### Directive
In the entries below, find every line holding the string "label" and collect it.

--- Listed entries ---

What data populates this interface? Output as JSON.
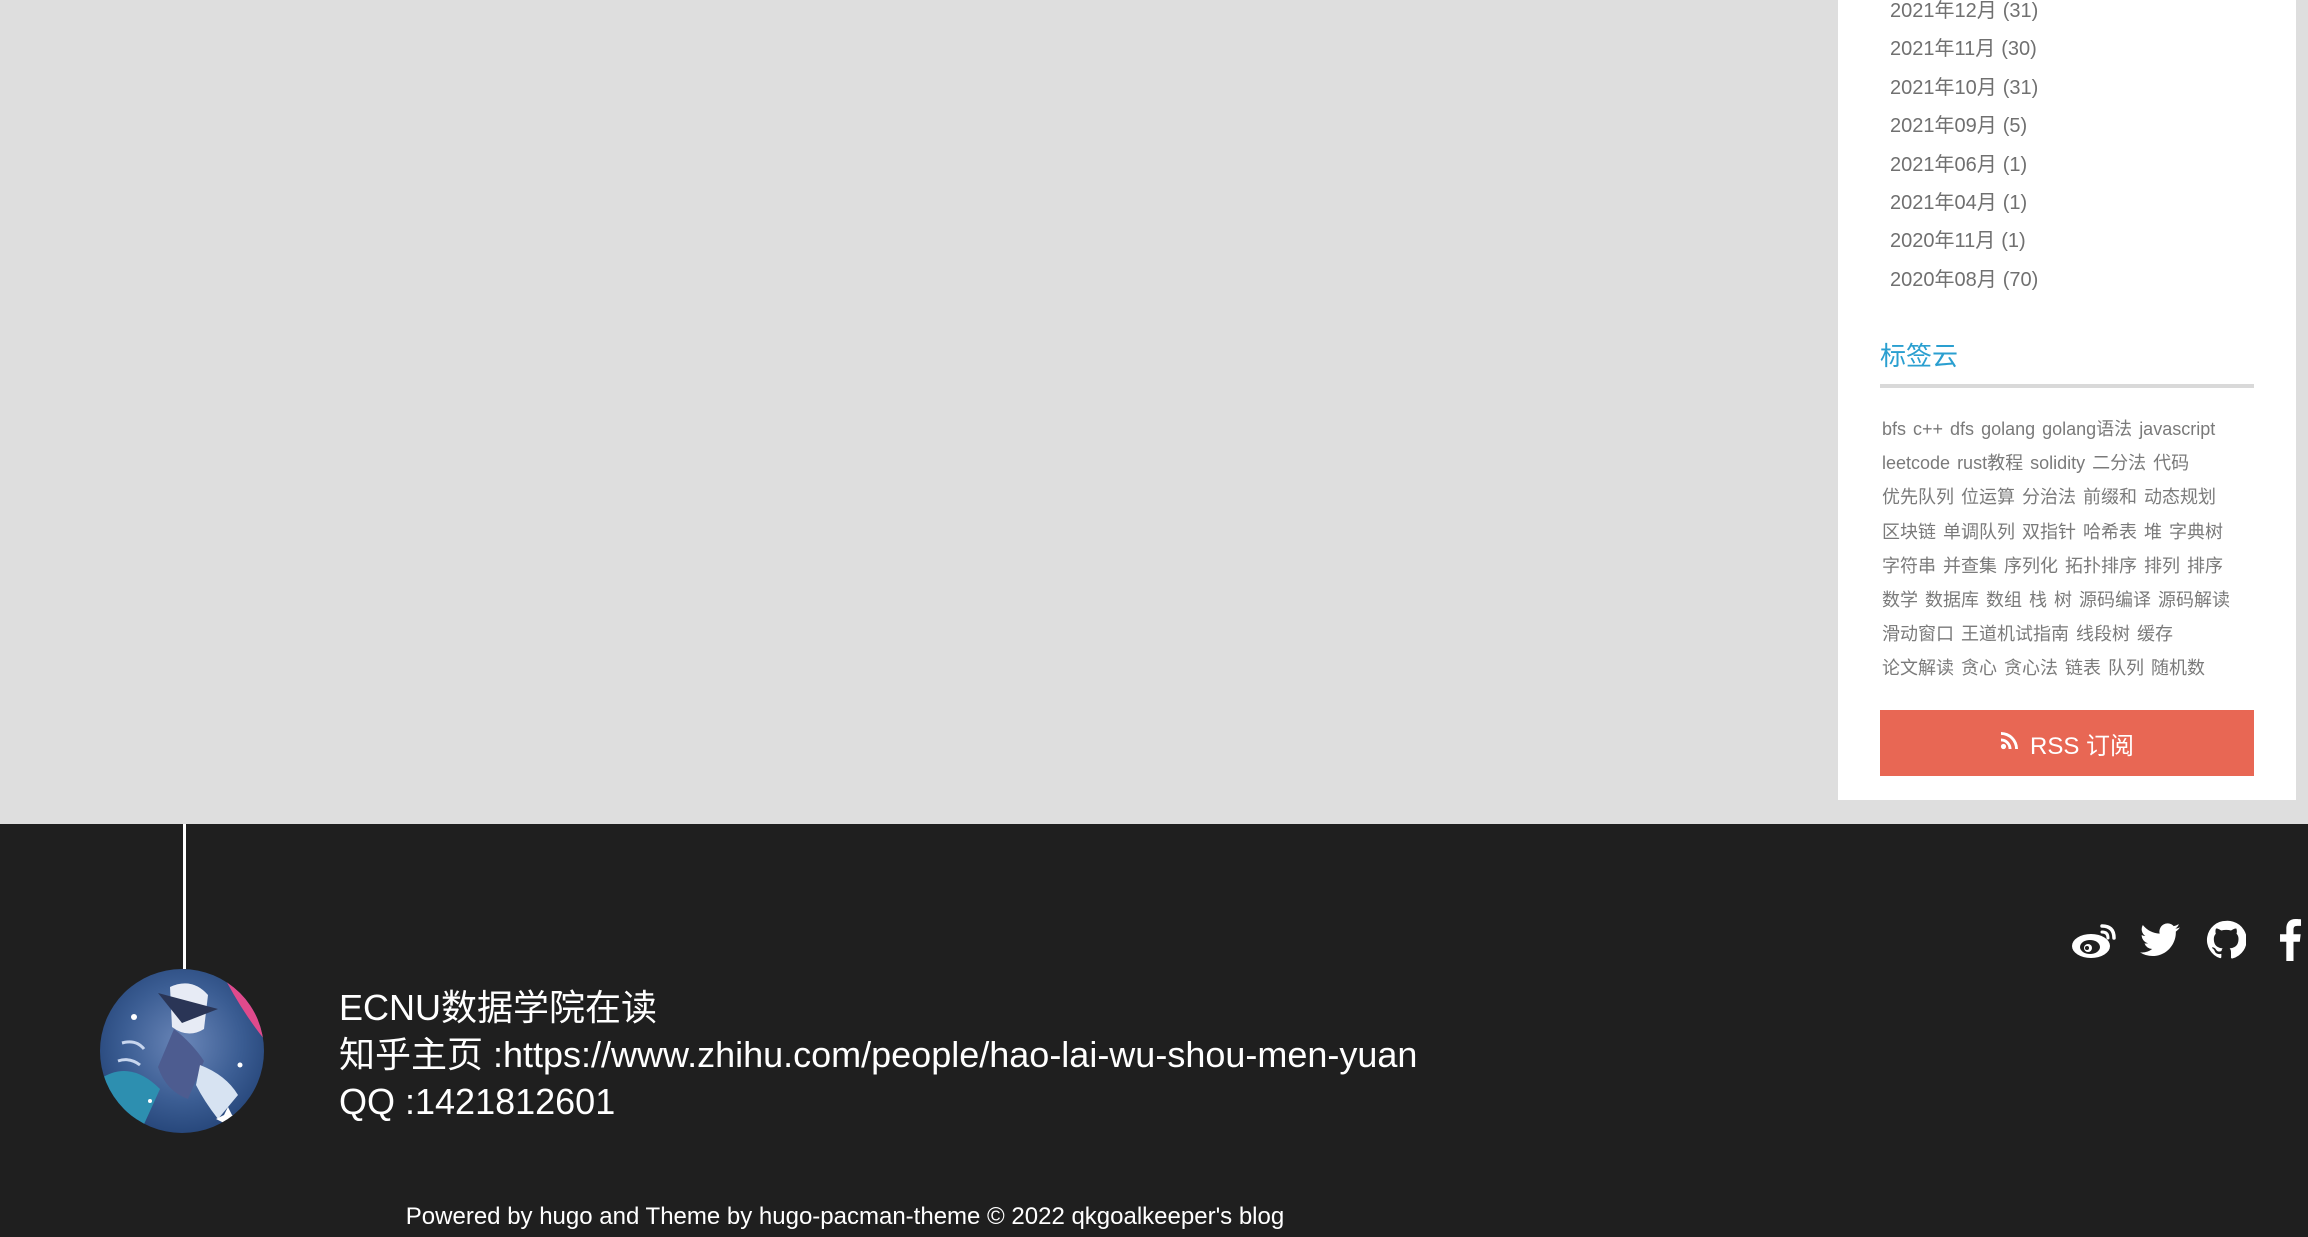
{
  "archives": [
    {
      "label": "2021年12月",
      "count": "(31)"
    },
    {
      "label": "2021年11月",
      "count": "(30)"
    },
    {
      "label": "2021年10月",
      "count": "(31)"
    },
    {
      "label": "2021年09月",
      "count": "(5)"
    },
    {
      "label": "2021年06月",
      "count": "(1)"
    },
    {
      "label": "2021年04月",
      "count": "(1)"
    },
    {
      "label": "2020年11月",
      "count": "(1)"
    },
    {
      "label": "2020年08月",
      "count": "(70)"
    }
  ],
  "tag_cloud": {
    "title": "标签云",
    "lines": [
      [
        "bfs",
        "c++",
        "dfs",
        "golang",
        "golang语法",
        "javascript"
      ],
      [
        "leetcode",
        "rust教程",
        "solidity",
        "二分法",
        "代码"
      ],
      [
        "优先队列",
        "位运算",
        "分治法",
        "前缀和",
        "动态规划"
      ],
      [
        "区块链",
        "单调队列",
        "双指针",
        "哈希表",
        "堆",
        "字典树"
      ],
      [
        "字符串",
        "并查集",
        "序列化",
        "拓扑排序",
        "排列",
        "排序"
      ],
      [
        "数学",
        "数据库",
        "数组",
        "栈",
        "树",
        "源码编译",
        "源码解读"
      ],
      [
        "滑动窗口",
        "王道机试指南",
        "线段树",
        "缓存"
      ],
      [
        "论文解读",
        "贪心",
        "贪心法",
        "链表",
        "队列",
        "随机数"
      ]
    ]
  },
  "rss": {
    "label": "RSS 订阅",
    "icon": "rss-icon",
    "color": "#e86754"
  },
  "footer": {
    "bio": {
      "line1": "ECNU数据学院在读",
      "line2": "知乎主页 :https://www.zhihu.com/people/hao-lai-wu-shou-men-yuan",
      "line3": "QQ :1421812601"
    },
    "social_icons": [
      "weibo-icon",
      "twitter-icon",
      "github-icon",
      "facebook-icon"
    ],
    "copyright": "Powered by hugo and Theme by hugo-pacman-theme © 2022 qkgoalkeeper's blog"
  },
  "colors": {
    "page_bg": "#dedede",
    "footer_bg": "#1f1f1f",
    "tag_title": "#2a9fd0"
  }
}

---

### Task result
      "label": "2021年12月",
      "label": "2021年11月",
      "label": "2021年10月",
      "label": "2021年09月",
      "label": "2021年06月",
      "label": "2021年04月",
      "label": "2020年11月",
      "label": "2020年08月",
    "label": "RSS 订阅",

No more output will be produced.